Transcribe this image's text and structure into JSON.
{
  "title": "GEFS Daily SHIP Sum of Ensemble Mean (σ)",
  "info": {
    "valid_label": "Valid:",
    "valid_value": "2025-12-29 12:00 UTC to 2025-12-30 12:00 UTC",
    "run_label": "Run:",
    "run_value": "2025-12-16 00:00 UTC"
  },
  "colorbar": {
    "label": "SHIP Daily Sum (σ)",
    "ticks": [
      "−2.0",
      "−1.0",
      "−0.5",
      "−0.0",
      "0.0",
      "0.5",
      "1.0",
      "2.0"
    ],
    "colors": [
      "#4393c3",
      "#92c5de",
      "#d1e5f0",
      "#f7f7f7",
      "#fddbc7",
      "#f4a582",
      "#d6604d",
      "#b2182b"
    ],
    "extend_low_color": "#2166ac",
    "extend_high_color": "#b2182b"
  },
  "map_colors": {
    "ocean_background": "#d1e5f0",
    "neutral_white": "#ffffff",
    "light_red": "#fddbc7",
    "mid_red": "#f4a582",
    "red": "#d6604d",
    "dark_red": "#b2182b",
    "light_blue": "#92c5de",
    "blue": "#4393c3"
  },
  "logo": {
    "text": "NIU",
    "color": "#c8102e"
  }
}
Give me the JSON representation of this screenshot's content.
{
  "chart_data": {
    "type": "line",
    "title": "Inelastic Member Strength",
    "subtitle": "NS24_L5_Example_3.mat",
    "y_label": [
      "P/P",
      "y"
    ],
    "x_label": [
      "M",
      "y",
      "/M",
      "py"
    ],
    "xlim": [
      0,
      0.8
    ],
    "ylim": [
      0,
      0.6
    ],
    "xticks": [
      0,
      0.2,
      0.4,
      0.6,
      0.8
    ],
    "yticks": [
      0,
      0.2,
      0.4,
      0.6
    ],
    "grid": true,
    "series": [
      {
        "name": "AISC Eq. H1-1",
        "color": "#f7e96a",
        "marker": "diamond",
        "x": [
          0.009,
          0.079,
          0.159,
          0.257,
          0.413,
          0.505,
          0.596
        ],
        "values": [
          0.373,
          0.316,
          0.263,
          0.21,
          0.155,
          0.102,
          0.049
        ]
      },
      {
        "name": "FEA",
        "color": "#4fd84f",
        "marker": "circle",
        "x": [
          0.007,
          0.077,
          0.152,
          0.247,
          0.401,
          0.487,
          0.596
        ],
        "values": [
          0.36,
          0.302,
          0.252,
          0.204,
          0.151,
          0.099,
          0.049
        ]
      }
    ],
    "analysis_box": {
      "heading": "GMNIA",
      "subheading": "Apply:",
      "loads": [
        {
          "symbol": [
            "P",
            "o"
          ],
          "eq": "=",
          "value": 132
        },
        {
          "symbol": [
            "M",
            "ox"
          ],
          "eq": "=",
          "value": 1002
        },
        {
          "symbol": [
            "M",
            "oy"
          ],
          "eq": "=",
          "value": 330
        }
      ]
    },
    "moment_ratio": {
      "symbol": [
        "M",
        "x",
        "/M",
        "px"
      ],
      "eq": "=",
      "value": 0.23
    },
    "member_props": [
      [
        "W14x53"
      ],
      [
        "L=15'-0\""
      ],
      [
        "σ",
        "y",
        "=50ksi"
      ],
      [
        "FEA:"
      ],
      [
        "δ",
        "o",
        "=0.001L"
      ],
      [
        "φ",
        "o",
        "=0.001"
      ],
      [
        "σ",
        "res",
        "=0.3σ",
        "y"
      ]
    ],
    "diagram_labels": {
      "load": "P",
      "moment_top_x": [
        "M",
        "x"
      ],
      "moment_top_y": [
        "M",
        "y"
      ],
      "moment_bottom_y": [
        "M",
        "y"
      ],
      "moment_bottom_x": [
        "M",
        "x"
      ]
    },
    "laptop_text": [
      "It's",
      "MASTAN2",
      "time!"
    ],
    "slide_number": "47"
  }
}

##########

_YOUR GOAL_: Set down each entry again, unchanged.

_RESULT OF THE EXERCISE_:
Transcribe this image's text and structure into JSON.
{
  "title": "GEFS Daily SHIP Sum of Ensemble Mean (σ)",
  "info": {
    "valid_label": "Valid:",
    "valid_value": "2025-12-29 12:00 UTC to 2025-12-30 12:00 UTC",
    "run_label": "Run:",
    "run_value": "2025-12-16 00:00 UTC"
  },
  "colorbar": {
    "label": "SHIP Daily Sum (σ)",
    "ticks": [
      "−2.0",
      "−1.0",
      "−0.5",
      "−0.0",
      "0.0",
      "0.5",
      "1.0",
      "2.0"
    ],
    "colors": [
      "#4393c3",
      "#92c5de",
      "#d1e5f0",
      "#f7f7f7",
      "#fddbc7",
      "#f4a582",
      "#d6604d",
      "#b2182b"
    ],
    "extend_low_color": "#2166ac",
    "extend_high_color": "#b2182b"
  },
  "map_colors": {
    "ocean_background": "#d1e5f0",
    "neutral_white": "#ffffff",
    "light_red": "#fddbc7",
    "mid_red": "#f4a582",
    "red": "#d6604d",
    "dark_red": "#b2182b",
    "light_blue": "#92c5de",
    "blue": "#4393c3"
  },
  "logo": {
    "text": "NIU",
    "color": "#c8102e"
  }
}
Give me the JSON representation of this screenshot's content.
{
  "chart_data": {
    "type": "line",
    "title": "Inelastic Member Strength",
    "subtitle": "NS24_L5_Example_3.mat",
    "y_label": [
      "P/P",
      "y"
    ],
    "x_label": [
      "M",
      "y",
      "/M",
      "py"
    ],
    "xlim": [
      0,
      0.8
    ],
    "ylim": [
      0,
      0.6
    ],
    "xticks": [
      0,
      0.2,
      0.4,
      0.6,
      0.8
    ],
    "yticks": [
      0,
      0.2,
      0.4,
      0.6
    ],
    "grid": true,
    "series": [
      {
        "name": "AISC Eq. H1-1",
        "color": "#f7e96a",
        "marker": "diamond",
        "x": [
          0.009,
          0.079,
          0.159,
          0.257,
          0.413,
          0.505,
          0.596
        ],
        "values": [
          0.373,
          0.316,
          0.263,
          0.21,
          0.155,
          0.102,
          0.049
        ]
      },
      {
        "name": "FEA",
        "color": "#4fd84f",
        "marker": "circle",
        "x": [
          0.007,
          0.077,
          0.152,
          0.247,
          0.401,
          0.487,
          0.596
        ],
        "values": [
          0.36,
          0.302,
          0.252,
          0.204,
          0.151,
          0.099,
          0.049
        ]
      }
    ],
    "analysis_box": {
      "heading": "GMNIA",
      "subheading": "Apply:",
      "loads": [
        {
          "symbol": [
            "P",
            "o"
          ],
          "eq": "=",
          "value": 132
        },
        {
          "symbol": [
            "M",
            "ox"
          ],
          "eq": "=",
          "value": 1002
        },
        {
          "symbol": [
            "M",
            "oy"
          ],
          "eq": "=",
          "value": 330
        }
      ]
    },
    "moment_ratio": {
      "symbol": [
        "M",
        "x",
        "/M",
        "px"
      ],
      "eq": "=",
      "value": 0.23
    },
    "member_props": [
      [
        "W14x53"
      ],
      [
        "L=15'-0\""
      ],
      [
        "σ",
        "y",
        "=50ksi"
      ],
      [
        "FEA:"
      ],
      [
        "δ",
        "o",
        "=0.001L"
      ],
      [
        "φ",
        "o",
        "=0.001"
      ],
      [
        "σ",
        "res",
        "=0.3σ",
        "y"
      ]
    ],
    "diagram_labels": {
      "load": "P",
      "moment_top_x": [
        "M",
        "x"
      ],
      "moment_top_y": [
        "M",
        "y"
      ],
      "moment_bottom_y": [
        "M",
        "y"
      ],
      "moment_bottom_x": [
        "M",
        "x"
      ]
    },
    "laptop_text": [
      "It's",
      "MASTAN2",
      "time!"
    ],
    "slide_number": "47"
  }
}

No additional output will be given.